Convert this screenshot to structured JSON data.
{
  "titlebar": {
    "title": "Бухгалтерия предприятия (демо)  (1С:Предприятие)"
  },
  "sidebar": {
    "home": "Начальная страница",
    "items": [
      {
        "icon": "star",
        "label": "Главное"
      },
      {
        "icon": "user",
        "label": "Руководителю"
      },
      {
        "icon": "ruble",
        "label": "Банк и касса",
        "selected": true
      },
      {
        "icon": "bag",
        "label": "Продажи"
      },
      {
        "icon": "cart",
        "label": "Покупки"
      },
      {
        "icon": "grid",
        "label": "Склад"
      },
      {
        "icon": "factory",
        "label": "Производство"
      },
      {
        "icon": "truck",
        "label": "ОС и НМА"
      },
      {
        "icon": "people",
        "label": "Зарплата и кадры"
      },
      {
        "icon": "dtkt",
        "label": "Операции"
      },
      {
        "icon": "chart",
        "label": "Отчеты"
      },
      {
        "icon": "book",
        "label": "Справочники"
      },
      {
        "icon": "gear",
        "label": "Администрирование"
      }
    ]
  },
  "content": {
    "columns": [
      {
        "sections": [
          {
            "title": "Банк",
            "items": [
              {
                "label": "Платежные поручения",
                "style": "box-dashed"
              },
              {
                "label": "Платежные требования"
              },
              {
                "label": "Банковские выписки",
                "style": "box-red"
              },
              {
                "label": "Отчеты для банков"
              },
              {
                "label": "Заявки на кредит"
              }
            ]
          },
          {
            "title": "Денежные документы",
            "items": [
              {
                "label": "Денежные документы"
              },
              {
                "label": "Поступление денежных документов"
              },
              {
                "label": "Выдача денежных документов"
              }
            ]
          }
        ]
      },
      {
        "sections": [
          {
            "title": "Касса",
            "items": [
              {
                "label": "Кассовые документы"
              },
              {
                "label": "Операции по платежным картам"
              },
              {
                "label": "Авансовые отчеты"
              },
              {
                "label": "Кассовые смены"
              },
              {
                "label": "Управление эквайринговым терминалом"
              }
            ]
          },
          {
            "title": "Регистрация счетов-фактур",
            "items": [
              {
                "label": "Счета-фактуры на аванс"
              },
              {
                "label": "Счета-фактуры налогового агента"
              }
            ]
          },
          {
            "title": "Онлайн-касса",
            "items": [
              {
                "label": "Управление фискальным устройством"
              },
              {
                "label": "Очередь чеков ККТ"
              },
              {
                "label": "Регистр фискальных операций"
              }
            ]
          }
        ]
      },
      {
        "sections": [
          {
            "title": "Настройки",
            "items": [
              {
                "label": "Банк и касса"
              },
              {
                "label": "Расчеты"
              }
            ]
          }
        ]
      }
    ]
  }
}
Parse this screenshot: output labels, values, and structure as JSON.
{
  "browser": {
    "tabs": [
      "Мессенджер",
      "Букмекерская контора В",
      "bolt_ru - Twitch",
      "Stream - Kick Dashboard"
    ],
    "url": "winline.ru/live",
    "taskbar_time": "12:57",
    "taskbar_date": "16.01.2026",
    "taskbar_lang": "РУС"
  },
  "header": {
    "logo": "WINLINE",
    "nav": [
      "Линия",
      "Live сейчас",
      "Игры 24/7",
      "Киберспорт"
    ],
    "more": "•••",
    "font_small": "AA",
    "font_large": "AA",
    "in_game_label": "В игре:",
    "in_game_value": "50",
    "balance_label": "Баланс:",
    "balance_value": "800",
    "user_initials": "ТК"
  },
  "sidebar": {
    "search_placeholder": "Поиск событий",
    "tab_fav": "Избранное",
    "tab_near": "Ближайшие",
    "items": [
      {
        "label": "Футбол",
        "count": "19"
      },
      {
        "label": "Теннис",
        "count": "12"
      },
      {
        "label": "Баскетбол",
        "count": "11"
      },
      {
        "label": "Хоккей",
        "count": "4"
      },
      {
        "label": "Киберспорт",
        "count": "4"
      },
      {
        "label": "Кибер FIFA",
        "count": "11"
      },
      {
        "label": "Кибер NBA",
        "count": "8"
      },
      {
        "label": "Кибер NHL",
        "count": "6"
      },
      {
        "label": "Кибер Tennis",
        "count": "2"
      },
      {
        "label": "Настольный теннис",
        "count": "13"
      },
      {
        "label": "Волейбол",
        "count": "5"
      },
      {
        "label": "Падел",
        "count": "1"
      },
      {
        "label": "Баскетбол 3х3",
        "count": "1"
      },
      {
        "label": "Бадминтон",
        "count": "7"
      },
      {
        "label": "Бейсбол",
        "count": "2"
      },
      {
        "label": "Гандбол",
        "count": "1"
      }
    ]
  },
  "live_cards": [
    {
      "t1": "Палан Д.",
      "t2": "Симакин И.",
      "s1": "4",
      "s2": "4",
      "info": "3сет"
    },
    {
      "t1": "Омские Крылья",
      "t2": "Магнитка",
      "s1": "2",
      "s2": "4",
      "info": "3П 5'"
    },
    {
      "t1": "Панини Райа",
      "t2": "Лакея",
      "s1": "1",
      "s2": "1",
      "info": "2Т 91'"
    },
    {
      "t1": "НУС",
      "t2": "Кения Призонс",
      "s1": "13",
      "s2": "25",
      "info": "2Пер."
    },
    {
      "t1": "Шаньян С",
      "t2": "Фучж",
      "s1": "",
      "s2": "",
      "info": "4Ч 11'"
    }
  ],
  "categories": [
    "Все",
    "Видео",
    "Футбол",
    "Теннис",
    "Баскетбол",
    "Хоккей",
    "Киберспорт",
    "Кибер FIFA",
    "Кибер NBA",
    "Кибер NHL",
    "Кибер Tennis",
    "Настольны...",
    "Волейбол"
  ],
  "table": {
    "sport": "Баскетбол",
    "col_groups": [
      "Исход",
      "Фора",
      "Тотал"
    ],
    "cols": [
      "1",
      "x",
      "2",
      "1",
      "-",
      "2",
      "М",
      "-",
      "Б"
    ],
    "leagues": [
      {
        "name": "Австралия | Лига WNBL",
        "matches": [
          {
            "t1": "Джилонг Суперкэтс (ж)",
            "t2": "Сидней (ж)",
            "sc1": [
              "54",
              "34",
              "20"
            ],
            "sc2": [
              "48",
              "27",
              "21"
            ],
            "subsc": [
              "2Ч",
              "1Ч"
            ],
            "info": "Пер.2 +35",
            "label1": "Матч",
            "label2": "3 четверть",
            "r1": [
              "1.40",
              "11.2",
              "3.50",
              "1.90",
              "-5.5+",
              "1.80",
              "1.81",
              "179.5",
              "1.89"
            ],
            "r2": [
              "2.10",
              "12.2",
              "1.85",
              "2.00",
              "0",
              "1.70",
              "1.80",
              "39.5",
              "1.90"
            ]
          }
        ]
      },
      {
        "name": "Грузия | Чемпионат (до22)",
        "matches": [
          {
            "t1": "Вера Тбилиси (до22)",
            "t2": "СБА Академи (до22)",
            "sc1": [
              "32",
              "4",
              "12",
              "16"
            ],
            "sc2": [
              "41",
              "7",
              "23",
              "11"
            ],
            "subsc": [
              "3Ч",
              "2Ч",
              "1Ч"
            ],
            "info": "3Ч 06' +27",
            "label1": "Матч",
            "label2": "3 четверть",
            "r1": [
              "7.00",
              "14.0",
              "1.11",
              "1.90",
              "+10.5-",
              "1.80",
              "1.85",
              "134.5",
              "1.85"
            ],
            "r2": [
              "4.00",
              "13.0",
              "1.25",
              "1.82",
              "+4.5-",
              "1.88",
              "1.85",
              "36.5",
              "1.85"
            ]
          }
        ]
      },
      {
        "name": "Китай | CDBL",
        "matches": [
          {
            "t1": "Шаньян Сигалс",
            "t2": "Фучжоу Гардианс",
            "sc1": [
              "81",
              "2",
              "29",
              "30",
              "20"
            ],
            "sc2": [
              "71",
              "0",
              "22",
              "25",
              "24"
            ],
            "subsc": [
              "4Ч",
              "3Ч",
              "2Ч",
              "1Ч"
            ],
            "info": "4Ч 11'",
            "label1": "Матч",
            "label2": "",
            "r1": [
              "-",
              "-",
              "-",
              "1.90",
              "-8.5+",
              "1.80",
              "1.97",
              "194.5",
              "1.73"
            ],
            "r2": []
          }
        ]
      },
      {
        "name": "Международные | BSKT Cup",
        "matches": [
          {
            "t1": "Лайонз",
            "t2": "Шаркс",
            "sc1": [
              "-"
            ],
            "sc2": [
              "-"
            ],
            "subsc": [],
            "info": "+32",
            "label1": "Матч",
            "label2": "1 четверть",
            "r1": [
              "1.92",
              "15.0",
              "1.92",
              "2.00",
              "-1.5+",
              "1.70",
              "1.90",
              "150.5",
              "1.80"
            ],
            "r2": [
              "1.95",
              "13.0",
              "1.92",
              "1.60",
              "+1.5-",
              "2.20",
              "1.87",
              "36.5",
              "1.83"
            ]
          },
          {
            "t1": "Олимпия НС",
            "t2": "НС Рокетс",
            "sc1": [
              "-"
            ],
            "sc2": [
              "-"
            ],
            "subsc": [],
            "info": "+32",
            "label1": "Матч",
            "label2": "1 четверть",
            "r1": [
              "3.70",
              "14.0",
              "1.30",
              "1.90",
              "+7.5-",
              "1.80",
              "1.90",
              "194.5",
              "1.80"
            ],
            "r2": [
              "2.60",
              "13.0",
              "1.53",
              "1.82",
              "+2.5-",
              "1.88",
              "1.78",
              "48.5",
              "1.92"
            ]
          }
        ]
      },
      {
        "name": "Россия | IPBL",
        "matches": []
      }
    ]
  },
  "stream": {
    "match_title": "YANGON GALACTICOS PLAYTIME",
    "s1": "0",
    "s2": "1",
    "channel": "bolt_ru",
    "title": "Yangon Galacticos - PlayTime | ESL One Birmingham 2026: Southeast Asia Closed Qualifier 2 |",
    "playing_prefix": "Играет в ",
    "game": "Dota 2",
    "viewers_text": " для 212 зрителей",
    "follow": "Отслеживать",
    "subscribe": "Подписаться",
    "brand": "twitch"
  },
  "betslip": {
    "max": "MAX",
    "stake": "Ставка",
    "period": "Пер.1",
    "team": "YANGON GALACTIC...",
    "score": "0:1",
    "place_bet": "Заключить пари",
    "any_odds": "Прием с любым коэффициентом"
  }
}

☆ ☆ ☆

Written request = Extract each line holding the word "Баскетбол" from the records.

Worked answer =
        "label": "Баскетбол",
        "label": "Баскетбол 3х3",
    "Баскетбол",
    "sport": "Баскетбол",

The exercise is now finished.